Work to do - Find the line that contains "Give me the". Output it and every line after it to the end of the records, exactly as they appear.
++++ Data records
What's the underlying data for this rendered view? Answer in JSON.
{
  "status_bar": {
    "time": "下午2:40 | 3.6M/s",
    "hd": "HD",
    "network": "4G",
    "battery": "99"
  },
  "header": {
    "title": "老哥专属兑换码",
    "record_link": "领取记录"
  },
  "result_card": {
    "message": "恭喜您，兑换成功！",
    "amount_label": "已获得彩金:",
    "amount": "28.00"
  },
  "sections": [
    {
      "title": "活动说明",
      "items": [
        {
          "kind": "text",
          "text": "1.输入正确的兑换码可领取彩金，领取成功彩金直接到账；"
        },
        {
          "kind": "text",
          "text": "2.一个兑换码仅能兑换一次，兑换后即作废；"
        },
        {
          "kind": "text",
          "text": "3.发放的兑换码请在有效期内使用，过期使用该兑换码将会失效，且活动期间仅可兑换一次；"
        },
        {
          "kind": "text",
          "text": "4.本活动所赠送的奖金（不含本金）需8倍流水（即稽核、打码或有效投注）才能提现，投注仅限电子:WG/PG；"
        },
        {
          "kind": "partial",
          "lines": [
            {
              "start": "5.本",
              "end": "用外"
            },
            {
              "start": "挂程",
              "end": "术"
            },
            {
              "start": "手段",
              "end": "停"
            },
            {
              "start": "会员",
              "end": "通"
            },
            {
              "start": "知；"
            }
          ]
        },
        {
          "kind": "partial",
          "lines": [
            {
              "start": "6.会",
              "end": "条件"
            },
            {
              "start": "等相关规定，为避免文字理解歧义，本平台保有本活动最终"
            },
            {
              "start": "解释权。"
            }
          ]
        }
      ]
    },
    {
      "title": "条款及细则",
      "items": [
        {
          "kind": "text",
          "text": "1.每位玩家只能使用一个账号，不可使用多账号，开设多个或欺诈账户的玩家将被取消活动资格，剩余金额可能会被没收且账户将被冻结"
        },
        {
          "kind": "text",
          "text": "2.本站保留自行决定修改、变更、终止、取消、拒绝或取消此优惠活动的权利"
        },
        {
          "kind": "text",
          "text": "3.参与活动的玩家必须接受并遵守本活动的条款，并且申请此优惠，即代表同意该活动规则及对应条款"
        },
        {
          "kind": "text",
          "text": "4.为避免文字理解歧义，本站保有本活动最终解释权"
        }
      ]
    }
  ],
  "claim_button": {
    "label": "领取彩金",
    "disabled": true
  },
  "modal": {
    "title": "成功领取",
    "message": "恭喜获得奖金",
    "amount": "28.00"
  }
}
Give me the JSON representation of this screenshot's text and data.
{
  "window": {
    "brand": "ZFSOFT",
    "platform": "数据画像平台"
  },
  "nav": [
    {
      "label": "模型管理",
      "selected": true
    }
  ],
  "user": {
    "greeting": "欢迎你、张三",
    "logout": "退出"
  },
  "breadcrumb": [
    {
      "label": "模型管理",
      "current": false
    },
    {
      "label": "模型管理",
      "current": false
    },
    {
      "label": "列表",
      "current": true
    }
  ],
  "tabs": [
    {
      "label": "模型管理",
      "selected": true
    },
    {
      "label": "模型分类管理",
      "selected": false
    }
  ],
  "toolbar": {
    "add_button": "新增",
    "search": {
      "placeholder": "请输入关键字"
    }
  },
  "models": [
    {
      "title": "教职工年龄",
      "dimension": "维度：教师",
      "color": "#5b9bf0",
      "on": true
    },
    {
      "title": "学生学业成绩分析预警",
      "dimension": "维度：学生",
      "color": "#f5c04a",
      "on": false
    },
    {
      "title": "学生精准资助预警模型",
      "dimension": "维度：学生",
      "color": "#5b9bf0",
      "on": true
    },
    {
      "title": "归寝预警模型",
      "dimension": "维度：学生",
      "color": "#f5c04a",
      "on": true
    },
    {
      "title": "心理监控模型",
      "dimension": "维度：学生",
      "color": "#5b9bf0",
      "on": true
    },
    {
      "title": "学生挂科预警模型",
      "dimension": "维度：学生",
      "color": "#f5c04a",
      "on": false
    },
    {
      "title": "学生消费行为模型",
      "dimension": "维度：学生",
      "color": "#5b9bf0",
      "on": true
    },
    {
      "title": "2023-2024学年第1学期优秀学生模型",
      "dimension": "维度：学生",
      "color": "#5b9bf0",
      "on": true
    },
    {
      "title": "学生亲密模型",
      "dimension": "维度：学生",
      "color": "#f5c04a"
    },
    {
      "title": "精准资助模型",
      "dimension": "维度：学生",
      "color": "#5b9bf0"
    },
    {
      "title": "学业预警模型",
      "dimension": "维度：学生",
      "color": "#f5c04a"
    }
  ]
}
++++++++
Exercise answer -
Give me the JSON representation of this screenshot's text and data.
{
  "window": {
    "brand": "ZFSOFT",
    "platform": "数据画像平台"
  },
  "nav": [
    {
      "label": "模型管理",
      "selected": true
    }
  ],
  "user": {
    "greeting": "欢迎你、张三",
    "logout": "退出"
  },
  "breadcrumb": [
    {
      "label": "模型管理",
      "current": false
    },
    {
      "label": "模型管理",
      "current": false
    },
    {
      "label": "列表",
      "current": true
    }
  ],
  "tabs": [
    {
      "label": "模型管理",
      "selected": true
    },
    {
      "label": "模型分类管理",
      "selected": false
    }
  ],
  "toolbar": {
    "add_button": "新增",
    "search": {
      "placeholder": "请输入关键字"
    }
  },
  "models": [
    {
      "title": "教职工年龄",
      "dimension": "维度：教师",
      "color": "#5b9bf0",
      "on": true
    },
    {
      "title": "学生学业成绩分析预警",
      "dimension": "维度：学生",
      "color": "#f5c04a",
      "on": false
    },
    {
      "title": "学生精准资助预警模型",
      "dimension": "维度：学生",
      "color": "#5b9bf0",
      "on": true
    },
    {
      "title": "归寝预警模型",
      "dimension": "维度：学生",
      "color": "#f5c04a",
      "on": true
    },
    {
      "title": "心理监控模型",
      "dimension": "维度：学生",
      "color": "#5b9bf0",
      "on": true
    },
    {
      "title": "学生挂科预警模型",
      "dimension": "维度：学生",
      "color": "#f5c04a",
      "on": false
    },
    {
      "title": "学生消费行为模型",
      "dimension": "维度：学生",
      "color": "#5b9bf0",
      "on": true
    },
    {
      "title": "2023-2024学年第1学期优秀学生模型",
      "dimension": "维度：学生",
      "color": "#5b9bf0",
      "on": true
    },
    {
      "title": "学生亲密模型",
      "dimension": "维度：学生",
      "color": "#f5c04a"
    },
    {
      "title": "精准资助模型",
      "dimension": "维度：学生",
      "color": "#5b9bf0"
    },
    {
      "title": "学业预警模型",
      "dimension": "维度：学生",
      "color": "#f5c04a"
    }
  ]
}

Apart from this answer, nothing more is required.